EXERCISE PROMPT :: Everything in the listing except the pictures should be written out exactly.
--- begin ---
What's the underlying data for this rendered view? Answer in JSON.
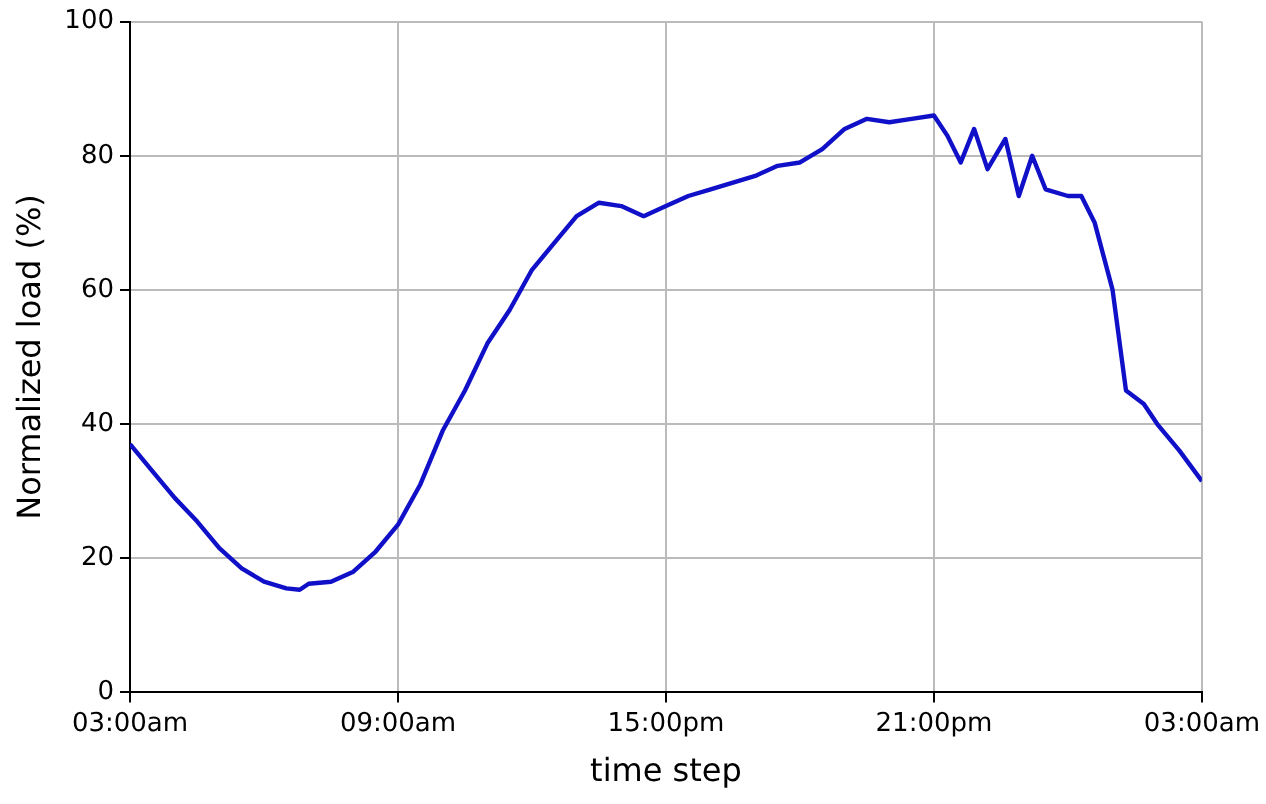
{
  "chart_data": {
    "type": "line",
    "xlabel": "time step",
    "ylabel": "Normalized load (%)",
    "x": [
      "--01-01T03:00",
      "--01-01T03:30",
      "--01-01T04:00",
      "--01-01T04:30",
      "--01-01T05:00",
      "--01-01T05:30",
      "--01-01T06:00",
      "--01-01T06:30",
      "--01-01T06:48",
      "--01-01T07:00",
      "--01-01T07:30",
      "--01-01T08:00",
      "--01-01T08:30",
      "--01-01T09:00",
      "--01-01T09:30",
      "--01-01T10:00",
      "--01-01T10:30",
      "--01-01T11:00",
      "--01-01T11:30",
      "--01-01T12:00",
      "--01-01T12:30",
      "--01-01T13:00",
      "--01-01T13:30",
      "--01-01T14:00",
      "--01-01T14:30",
      "--01-01T15:00",
      "--01-01T15:30",
      "--01-01T16:00",
      "--01-01T16:30",
      "--01-01T17:00",
      "--01-01T17:30",
      "--01-01T18:00",
      "--01-01T18:30",
      "--01-01T19:00",
      "--01-01T19:30",
      "--01-01T20:00",
      "--01-01T20:30",
      "--01-01T21:00",
      "--01-01T21:18",
      "--01-01T21:36",
      "--01-01T21:54",
      "--01-01T22:12",
      "--01-01T22:36",
      "--01-01T22:54",
      "--01-01T23:12",
      "--01-01T23:30",
      "--01-02T00:00",
      "--01-02T00:18",
      "--01-02T00:36",
      "--01-02T01:00",
      "--01-02T01:18",
      "--01-02T01:42",
      "--01-02T02:00",
      "--01-02T02:30",
      "--01-02T03:00"
    ],
    "series": [
      {
        "color": "#1010c8",
        "values": [
          37,
          33,
          29,
          25.5,
          21.5,
          18.5,
          16.5,
          15.5,
          15.3,
          16.2,
          16.5,
          18,
          21,
          25,
          31,
          39,
          45,
          52,
          57,
          63,
          67,
          71,
          73,
          72.5,
          71,
          72.5,
          74,
          75,
          76,
          77,
          78.5,
          79,
          81,
          84,
          85.5,
          85,
          85.5,
          86,
          83,
          79,
          84,
          78,
          82.5,
          74,
          80,
          75,
          74,
          74,
          70,
          60,
          45,
          43,
          40,
          36,
          31.5
        ]
      }
    ],
    "xlim": [
      "--01-01T03:00",
      "--01-02T03:00"
    ],
    "xticks": [
      {
        "value": "--01-01T03:00",
        "label": "03:00am"
      },
      {
        "value": "--01-01T09:00",
        "label": "09:00am"
      },
      {
        "value": "--01-01T15:00",
        "label": "15:00pm"
      },
      {
        "value": "--01-01T21:00",
        "label": "21:00pm"
      },
      {
        "value": "--01-02T03:00",
        "label": "03:00am"
      }
    ],
    "ylim": [
      0,
      100
    ],
    "yticks": [
      0,
      20,
      40,
      60,
      80,
      100
    ],
    "grid": true,
    "legend": false,
    "marker": "none",
    "line_style": "solid"
  }
}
--- end ---
WRITTEN SOLUTION ::
What's the underlying data for this rendered view? Answer in JSON.
{
  "chart_data": {
    "type": "line",
    "xlabel": "time step",
    "ylabel": "Normalized load (%)",
    "x": [
      "--01-01T03:00",
      "--01-01T03:30",
      "--01-01T04:00",
      "--01-01T04:30",
      "--01-01T05:00",
      "--01-01T05:30",
      "--01-01T06:00",
      "--01-01T06:30",
      "--01-01T06:48",
      "--01-01T07:00",
      "--01-01T07:30",
      "--01-01T08:00",
      "--01-01T08:30",
      "--01-01T09:00",
      "--01-01T09:30",
      "--01-01T10:00",
      "--01-01T10:30",
      "--01-01T11:00",
      "--01-01T11:30",
      "--01-01T12:00",
      "--01-01T12:30",
      "--01-01T13:00",
      "--01-01T13:30",
      "--01-01T14:00",
      "--01-01T14:30",
      "--01-01T15:00",
      "--01-01T15:30",
      "--01-01T16:00",
      "--01-01T16:30",
      "--01-01T17:00",
      "--01-01T17:30",
      "--01-01T18:00",
      "--01-01T18:30",
      "--01-01T19:00",
      "--01-01T19:30",
      "--01-01T20:00",
      "--01-01T20:30",
      "--01-01T21:00",
      "--01-01T21:18",
      "--01-01T21:36",
      "--01-01T21:54",
      "--01-01T22:12",
      "--01-01T22:36",
      "--01-01T22:54",
      "--01-01T23:12",
      "--01-01T23:30",
      "--01-02T00:00",
      "--01-02T00:18",
      "--01-02T00:36",
      "--01-02T01:00",
      "--01-02T01:18",
      "--01-02T01:42",
      "--01-02T02:00",
      "--01-02T02:30",
      "--01-02T03:00"
    ],
    "series": [
      {
        "color": "#1010c8",
        "values": [
          37,
          33,
          29,
          25.5,
          21.5,
          18.5,
          16.5,
          15.5,
          15.3,
          16.2,
          16.5,
          18,
          21,
          25,
          31,
          39,
          45,
          52,
          57,
          63,
          67,
          71,
          73,
          72.5,
          71,
          72.5,
          74,
          75,
          76,
          77,
          78.5,
          79,
          81,
          84,
          85.5,
          85,
          85.5,
          86,
          83,
          79,
          84,
          78,
          82.5,
          74,
          80,
          75,
          74,
          74,
          70,
          60,
          45,
          43,
          40,
          36,
          31.5
        ]
      }
    ],
    "xlim": [
      "--01-01T03:00",
      "--01-02T03:00"
    ],
    "xticks": [
      {
        "value": "--01-01T03:00",
        "label": "03:00am"
      },
      {
        "value": "--01-01T09:00",
        "label": "09:00am"
      },
      {
        "value": "--01-01T15:00",
        "label": "15:00pm"
      },
      {
        "value": "--01-01T21:00",
        "label": "21:00pm"
      },
      {
        "value": "--01-02T03:00",
        "label": "03:00am"
      }
    ],
    "ylim": [
      0,
      100
    ],
    "yticks": [
      0,
      20,
      40,
      60,
      80,
      100
    ],
    "grid": true,
    "legend": false,
    "marker": "none",
    "line_style": "solid"
  }
}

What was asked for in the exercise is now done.